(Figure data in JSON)
.....
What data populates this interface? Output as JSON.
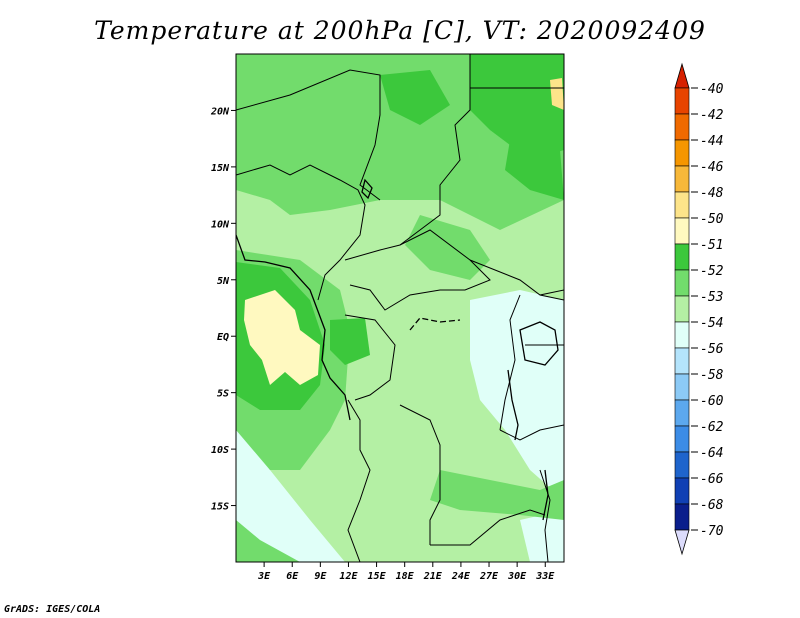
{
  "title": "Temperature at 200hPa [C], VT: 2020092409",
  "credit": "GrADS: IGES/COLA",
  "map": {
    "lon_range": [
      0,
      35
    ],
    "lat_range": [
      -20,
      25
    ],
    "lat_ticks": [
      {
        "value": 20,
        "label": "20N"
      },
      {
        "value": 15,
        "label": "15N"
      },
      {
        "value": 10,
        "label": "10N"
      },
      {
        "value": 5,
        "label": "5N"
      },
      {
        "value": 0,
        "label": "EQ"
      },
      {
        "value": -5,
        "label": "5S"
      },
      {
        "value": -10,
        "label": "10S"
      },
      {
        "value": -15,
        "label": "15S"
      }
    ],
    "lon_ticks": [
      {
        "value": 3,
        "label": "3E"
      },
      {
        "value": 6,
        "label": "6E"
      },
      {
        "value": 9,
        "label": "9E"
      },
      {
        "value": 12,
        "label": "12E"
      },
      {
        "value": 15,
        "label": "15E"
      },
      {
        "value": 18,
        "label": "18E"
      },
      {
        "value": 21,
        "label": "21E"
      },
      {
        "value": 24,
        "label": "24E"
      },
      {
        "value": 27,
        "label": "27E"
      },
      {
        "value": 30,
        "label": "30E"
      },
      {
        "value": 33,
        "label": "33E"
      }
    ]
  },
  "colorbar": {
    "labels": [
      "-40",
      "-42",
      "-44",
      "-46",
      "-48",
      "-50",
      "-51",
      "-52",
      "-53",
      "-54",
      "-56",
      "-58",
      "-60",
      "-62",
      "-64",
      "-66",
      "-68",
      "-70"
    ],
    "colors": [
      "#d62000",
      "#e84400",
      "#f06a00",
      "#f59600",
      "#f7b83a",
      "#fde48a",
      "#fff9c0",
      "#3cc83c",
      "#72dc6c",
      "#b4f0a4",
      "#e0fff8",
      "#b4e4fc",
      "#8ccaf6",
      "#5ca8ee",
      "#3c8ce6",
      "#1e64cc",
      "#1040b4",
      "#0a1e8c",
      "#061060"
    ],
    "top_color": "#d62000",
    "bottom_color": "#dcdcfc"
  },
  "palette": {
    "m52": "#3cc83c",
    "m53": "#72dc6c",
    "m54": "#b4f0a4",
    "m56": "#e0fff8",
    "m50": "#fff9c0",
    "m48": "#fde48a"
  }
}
.....
### Task prompt
Return the entries unchanged, save for the pictures, which do not belong in the copy.

### Exercise answer
What data populates this interface? Output as JSON.
{
  "title": "Temperature at 200hPa [C], VT: 2020092409",
  "credit": "GrADS: IGES/COLA",
  "map": {
    "lon_range": [
      0,
      35
    ],
    "lat_range": [
      -20,
      25
    ],
    "lat_ticks": [
      {
        "value": 20,
        "label": "20N"
      },
      {
        "value": 15,
        "label": "15N"
      },
      {
        "value": 10,
        "label": "10N"
      },
      {
        "value": 5,
        "label": "5N"
      },
      {
        "value": 0,
        "label": "EQ"
      },
      {
        "value": -5,
        "label": "5S"
      },
      {
        "value": -10,
        "label": "10S"
      },
      {
        "value": -15,
        "label": "15S"
      }
    ],
    "lon_ticks": [
      {
        "value": 3,
        "label": "3E"
      },
      {
        "value": 6,
        "label": "6E"
      },
      {
        "value": 9,
        "label": "9E"
      },
      {
        "value": 12,
        "label": "12E"
      },
      {
        "value": 15,
        "label": "15E"
      },
      {
        "value": 18,
        "label": "18E"
      },
      {
        "value": 21,
        "label": "21E"
      },
      {
        "value": 24,
        "label": "24E"
      },
      {
        "value": 27,
        "label": "27E"
      },
      {
        "value": 30,
        "label": "30E"
      },
      {
        "value": 33,
        "label": "33E"
      }
    ]
  },
  "colorbar": {
    "labels": [
      "-40",
      "-42",
      "-44",
      "-46",
      "-48",
      "-50",
      "-51",
      "-52",
      "-53",
      "-54",
      "-56",
      "-58",
      "-60",
      "-62",
      "-64",
      "-66",
      "-68",
      "-70"
    ],
    "colors": [
      "#d62000",
      "#e84400",
      "#f06a00",
      "#f59600",
      "#f7b83a",
      "#fde48a",
      "#fff9c0",
      "#3cc83c",
      "#72dc6c",
      "#b4f0a4",
      "#e0fff8",
      "#b4e4fc",
      "#8ccaf6",
      "#5ca8ee",
      "#3c8ce6",
      "#1e64cc",
      "#1040b4",
      "#0a1e8c",
      "#061060"
    ],
    "top_color": "#d62000",
    "bottom_color": "#dcdcfc"
  },
  "palette": {
    "m52": "#3cc83c",
    "m53": "#72dc6c",
    "m54": "#b4f0a4",
    "m56": "#e0fff8",
    "m50": "#fff9c0",
    "m48": "#fde48a"
  }
}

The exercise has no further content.